* _DIRECTION_
Compute how many lines in the entries below contain "main", and output nothing but the number.

* _STORED DATA_

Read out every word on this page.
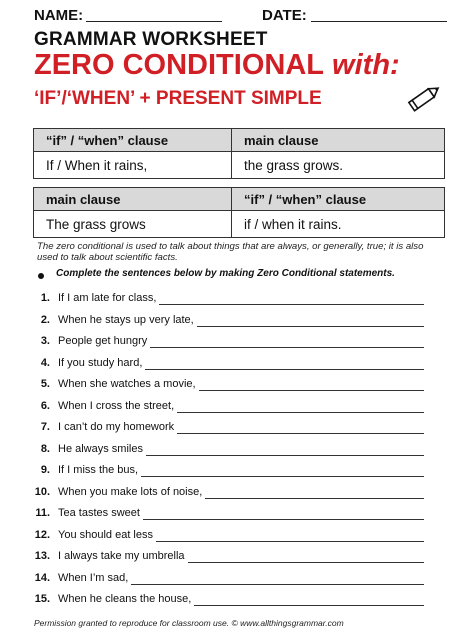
NAME:	DATE:
GRAMMAR WORKSHEET
ZERO CONDITIONAL with:
‘IF’/‘WHEN’ + PRESENT SIMPLE
“if” / “when” clause	main clause
If / When it rains,	the grass grows.
main clause	“if” / “when” clause
The grass grows	if / when it rains.
The zero conditional is used to talk about things that are always, or generally, true; it is also used to talk about scientific facts.
Complete the sentences below by making Zero Conditional statements.
1. If I am late for class,
2. When he stays up very late,
3. People get hungry
4. If you study hard,
5. When she watches a movie,
6. When I cross the street,
7. I can’t do my homework
8. He always smiles
9. If I miss the bus,
10. When you make lots of noise,
11. Tea tastes sweet
12. You should eat less
13. I always take my umbrella
14. When I’m sad,
15. When he cleans the house,
Permission granted to reproduce for classroom use. © www.allthingsgrammar.com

* _SOLUTION FOR THIS PROBLEM_
2